(Data entries for graphics)
========

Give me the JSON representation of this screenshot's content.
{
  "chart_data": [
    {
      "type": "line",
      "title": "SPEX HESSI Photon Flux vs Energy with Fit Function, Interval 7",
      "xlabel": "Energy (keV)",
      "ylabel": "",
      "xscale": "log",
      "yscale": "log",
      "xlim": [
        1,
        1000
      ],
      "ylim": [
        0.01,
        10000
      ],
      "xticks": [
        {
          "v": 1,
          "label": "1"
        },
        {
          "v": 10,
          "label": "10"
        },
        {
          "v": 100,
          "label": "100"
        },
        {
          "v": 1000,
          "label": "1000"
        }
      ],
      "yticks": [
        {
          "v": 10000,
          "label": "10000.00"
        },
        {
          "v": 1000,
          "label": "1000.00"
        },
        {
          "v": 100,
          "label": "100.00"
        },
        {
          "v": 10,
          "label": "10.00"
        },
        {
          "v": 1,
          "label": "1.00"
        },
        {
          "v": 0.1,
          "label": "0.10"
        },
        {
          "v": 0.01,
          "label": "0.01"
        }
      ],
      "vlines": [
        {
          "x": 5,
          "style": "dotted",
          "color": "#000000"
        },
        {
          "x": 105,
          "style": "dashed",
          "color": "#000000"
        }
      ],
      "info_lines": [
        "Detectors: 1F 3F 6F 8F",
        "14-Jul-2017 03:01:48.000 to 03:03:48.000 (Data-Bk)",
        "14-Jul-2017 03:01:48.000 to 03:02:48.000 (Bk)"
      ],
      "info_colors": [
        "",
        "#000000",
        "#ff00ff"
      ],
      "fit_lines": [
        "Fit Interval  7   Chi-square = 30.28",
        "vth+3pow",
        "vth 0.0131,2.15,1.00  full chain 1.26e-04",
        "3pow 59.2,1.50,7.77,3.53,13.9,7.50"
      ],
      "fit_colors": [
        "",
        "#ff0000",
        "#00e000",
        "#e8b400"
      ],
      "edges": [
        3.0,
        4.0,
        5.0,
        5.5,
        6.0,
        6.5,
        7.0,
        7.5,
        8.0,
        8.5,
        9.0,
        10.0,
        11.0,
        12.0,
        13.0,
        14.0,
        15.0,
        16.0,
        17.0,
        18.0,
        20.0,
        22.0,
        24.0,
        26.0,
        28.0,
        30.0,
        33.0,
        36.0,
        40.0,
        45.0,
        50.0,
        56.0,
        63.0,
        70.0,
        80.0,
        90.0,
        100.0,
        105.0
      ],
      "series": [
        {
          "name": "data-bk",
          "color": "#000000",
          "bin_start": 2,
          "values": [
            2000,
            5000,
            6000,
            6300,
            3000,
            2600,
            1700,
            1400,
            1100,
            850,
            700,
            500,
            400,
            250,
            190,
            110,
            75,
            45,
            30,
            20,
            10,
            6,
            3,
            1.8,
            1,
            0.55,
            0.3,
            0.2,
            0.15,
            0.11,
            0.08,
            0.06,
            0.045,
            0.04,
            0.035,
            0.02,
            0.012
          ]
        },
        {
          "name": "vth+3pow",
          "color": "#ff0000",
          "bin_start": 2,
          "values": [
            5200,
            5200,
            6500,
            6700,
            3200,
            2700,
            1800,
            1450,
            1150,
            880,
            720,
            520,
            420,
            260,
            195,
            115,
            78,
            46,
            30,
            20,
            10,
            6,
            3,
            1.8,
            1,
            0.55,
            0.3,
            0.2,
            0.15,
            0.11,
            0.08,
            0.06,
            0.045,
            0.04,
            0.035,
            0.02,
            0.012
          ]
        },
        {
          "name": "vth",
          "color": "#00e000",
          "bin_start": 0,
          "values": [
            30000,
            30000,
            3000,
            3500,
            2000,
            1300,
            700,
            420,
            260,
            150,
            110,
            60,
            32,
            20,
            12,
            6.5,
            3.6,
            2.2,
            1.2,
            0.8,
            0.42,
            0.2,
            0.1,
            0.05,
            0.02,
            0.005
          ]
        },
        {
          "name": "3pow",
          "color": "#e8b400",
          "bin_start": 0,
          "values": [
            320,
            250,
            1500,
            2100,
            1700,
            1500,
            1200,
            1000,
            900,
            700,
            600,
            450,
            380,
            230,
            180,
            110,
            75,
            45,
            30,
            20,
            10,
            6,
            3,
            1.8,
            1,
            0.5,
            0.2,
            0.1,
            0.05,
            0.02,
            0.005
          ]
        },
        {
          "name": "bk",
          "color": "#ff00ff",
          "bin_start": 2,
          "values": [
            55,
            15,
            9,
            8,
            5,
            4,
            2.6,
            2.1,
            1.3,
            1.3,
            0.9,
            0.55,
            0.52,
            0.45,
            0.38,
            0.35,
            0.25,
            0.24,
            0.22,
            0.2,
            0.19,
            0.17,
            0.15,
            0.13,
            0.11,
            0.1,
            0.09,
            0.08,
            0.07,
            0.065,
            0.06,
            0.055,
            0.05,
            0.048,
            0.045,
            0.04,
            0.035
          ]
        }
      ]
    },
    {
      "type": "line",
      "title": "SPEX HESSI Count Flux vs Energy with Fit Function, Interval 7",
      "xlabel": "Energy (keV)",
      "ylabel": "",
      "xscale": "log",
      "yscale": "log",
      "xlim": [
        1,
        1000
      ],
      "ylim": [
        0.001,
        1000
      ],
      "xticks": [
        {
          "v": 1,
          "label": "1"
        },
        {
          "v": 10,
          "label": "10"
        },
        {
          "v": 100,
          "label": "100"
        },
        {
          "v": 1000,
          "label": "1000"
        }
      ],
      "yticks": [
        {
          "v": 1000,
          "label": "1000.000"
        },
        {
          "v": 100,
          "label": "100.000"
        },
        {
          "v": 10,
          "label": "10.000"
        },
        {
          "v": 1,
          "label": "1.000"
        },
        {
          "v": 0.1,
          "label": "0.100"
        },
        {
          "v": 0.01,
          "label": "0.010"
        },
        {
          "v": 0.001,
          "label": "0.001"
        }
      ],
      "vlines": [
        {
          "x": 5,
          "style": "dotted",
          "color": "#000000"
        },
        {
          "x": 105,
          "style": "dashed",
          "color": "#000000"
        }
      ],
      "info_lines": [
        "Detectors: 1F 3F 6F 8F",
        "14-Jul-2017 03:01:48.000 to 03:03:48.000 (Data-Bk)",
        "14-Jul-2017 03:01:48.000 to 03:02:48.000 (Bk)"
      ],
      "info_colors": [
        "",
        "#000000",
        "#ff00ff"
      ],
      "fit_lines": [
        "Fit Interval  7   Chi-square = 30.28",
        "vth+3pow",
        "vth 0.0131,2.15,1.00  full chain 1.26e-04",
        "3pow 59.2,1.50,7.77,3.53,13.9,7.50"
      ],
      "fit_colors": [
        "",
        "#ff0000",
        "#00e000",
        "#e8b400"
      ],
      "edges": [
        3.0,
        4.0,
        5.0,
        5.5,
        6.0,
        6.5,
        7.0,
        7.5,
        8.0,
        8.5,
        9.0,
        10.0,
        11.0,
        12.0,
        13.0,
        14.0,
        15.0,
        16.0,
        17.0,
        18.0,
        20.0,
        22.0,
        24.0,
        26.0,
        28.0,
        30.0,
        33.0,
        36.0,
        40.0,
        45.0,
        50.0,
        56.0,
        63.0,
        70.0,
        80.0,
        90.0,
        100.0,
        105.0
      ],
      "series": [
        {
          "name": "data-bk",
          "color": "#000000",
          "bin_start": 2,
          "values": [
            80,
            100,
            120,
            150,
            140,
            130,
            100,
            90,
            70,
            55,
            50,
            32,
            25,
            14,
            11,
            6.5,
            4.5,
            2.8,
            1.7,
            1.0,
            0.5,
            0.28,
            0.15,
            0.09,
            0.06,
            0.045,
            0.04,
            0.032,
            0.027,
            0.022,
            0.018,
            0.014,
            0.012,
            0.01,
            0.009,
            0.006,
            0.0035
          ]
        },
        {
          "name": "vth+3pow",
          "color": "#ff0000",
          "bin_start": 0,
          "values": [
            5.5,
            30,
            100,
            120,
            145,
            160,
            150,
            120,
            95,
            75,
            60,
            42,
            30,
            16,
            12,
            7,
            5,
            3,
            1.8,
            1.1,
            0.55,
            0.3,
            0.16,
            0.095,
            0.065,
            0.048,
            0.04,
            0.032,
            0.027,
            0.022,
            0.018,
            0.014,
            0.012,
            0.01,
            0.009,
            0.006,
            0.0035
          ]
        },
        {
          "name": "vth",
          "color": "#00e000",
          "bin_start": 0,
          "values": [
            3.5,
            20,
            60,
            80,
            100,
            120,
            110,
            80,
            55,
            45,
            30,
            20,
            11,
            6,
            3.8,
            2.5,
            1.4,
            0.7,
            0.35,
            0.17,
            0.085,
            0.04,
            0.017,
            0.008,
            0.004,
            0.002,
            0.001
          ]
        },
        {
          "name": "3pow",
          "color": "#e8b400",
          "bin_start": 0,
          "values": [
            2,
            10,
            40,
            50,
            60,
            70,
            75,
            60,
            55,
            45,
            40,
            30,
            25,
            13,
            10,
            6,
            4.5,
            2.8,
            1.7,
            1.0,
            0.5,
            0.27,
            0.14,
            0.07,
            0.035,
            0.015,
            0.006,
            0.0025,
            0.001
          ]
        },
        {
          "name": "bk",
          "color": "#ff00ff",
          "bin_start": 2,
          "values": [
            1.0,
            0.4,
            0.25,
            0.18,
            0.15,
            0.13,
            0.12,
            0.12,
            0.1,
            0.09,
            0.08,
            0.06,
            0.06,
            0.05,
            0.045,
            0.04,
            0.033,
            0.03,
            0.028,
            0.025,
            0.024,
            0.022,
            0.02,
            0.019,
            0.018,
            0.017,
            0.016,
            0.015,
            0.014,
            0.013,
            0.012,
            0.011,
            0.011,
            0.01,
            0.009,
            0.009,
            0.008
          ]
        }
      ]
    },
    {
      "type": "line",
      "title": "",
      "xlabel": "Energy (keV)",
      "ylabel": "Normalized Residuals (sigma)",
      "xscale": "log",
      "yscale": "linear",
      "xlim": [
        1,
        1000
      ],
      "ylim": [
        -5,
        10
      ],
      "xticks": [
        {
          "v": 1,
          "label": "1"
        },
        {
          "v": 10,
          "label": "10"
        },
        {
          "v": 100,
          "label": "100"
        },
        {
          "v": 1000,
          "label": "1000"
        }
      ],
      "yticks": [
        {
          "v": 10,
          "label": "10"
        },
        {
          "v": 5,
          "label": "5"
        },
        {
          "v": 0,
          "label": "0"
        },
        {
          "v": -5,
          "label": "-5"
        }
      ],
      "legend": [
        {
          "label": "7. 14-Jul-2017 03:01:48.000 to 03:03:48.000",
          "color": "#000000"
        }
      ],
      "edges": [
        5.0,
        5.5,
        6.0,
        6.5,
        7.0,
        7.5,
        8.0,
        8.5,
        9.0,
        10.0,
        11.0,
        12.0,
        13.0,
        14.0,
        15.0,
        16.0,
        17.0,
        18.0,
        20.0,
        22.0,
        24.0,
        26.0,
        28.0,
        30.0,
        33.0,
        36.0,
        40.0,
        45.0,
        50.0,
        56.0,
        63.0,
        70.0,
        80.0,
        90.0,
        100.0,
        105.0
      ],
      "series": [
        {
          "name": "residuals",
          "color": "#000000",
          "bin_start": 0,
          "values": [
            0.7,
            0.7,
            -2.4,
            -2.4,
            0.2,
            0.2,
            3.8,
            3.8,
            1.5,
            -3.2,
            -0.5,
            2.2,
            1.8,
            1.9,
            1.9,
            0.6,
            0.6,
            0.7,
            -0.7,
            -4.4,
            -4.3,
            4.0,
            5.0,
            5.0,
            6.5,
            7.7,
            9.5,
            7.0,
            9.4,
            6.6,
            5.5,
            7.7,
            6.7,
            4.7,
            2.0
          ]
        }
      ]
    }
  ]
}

========

**WHAT TO DO:** Give the number of lines containing the word "with". No other answer is needed.

**REPLY:** 2